• [ZITIERTER TEXTAUSZUG]:
Sicherlich ist die Interpretation von Glück hier fragwürdig. Doch ich glaube sie zeigt auch, wie individuell Glück ist. Wenn du jeden Tag darum kämpfen musst deinen Sohn zu ernähren, beruflich null Perspektive und kein regelmäßiges Einkommen hast und dazu dann noch in den USA Fragen der Chancengleichheit zwischen schwarz und weiß kommen, ist deine Erwartung ans Glück wahrscheinlich eine andere als für dich und mich. Da kann ein normaler Job, der einem das Auskommen sichert, schon viel bedeuten.
Es zeigt aber auch, dass der Glücksbegriff wahrscheinlich nicht fix ist. Vielmehr wird er sich im Laufe des Lebens verändern. Gemäß Maslow’s Pyramide, konzentriert der Mensch sich ja immer auf die jeweils nächste „Befriedigungs-Stufe“. Ist sie erreicht, kommt dann das nächste Ziel. Das Erreichte wird schnell zur Selbstverständlichkeit.

• [AUFGABENSTELLUNG]:
1. Stimmen diese Aussagen mit dem Textauszug über Glück überein? Antworte jeweils mit Ja oder Nein und zitiere die entscheidenden Worte wörtlich: (a) Der Glücksbegriff bleibt ein Leben lang gleich. (b) Für jemanden ohne regelmäßiges Einkommen kann schon ein normaler Job viel bedeuten. (c) Was man erreicht hat, wird schnell selbstverständlich.
2. Fasse den Absatz des Textauszugs über Glück, der mit „Es zeigt aber auch“ beginnt, als kurze Liste mit seinen wichtigsten Aussagen zusammen.
3. Schreibe den Textauszug über Glück im Anschluss an seinen letzten Satz weiter.

• [VORLIEGENDE DATEN]:
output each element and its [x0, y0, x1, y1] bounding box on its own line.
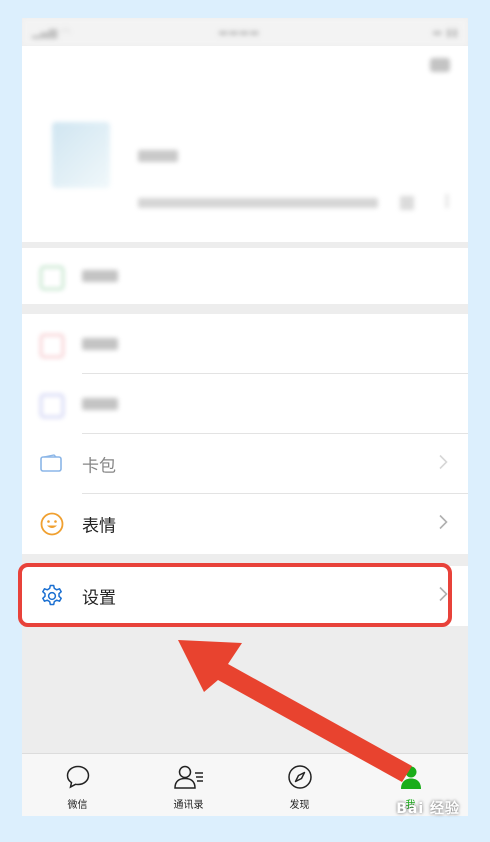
- watermark: Bai 经验: [396, 801, 460, 817]
- arrow-annotation: [178, 640, 412, 782]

• [LÖSUNGEN]:
1.
(a) Nein: „Vielmehr wird er sich im Laufe des Lebens verändern.“
(b) Ja: „Da kann ein normaler Job, der einem das Auskommen sichert, schon viel bedeuten.“
(c) Ja: „Das Erreichte wird schnell zur Selbstverständlichkeit.“

2.
- Der Glücksbegriff ist wahrscheinlich nicht fix, sondern verändert sich im Laufe des Lebens.
- Gemäß Maslow’s Pyramide konzentriert sich der Mensch immer auf die jeweils nächste „Befriedigungs-Stufe“.
- Ist eine Stufe erreicht, folgt das nächste Ziel.
- Das Erreichte wird schnell zur Selbstverständlichkeit.

3.
Der Vermögensaufbau ist so ähnlich. Viele träumen von der finanziellen Freiheit. Doch werden sie wirklich komplett glücklich sein, sobald sie dort ankommen? Vermutlich nicht. Insbesondere diejenigen, die nie gelernt haben den Weg zu genießen, werden kein Glück am vermeintlichen Ziel verspüren. Stattdessen wird das Ziel einfach höher gesetzt. Statt einfach finanziell frei zu sein, soll es gleich die Jacht sein. So wird dann ewig gehetzt und nie genossen.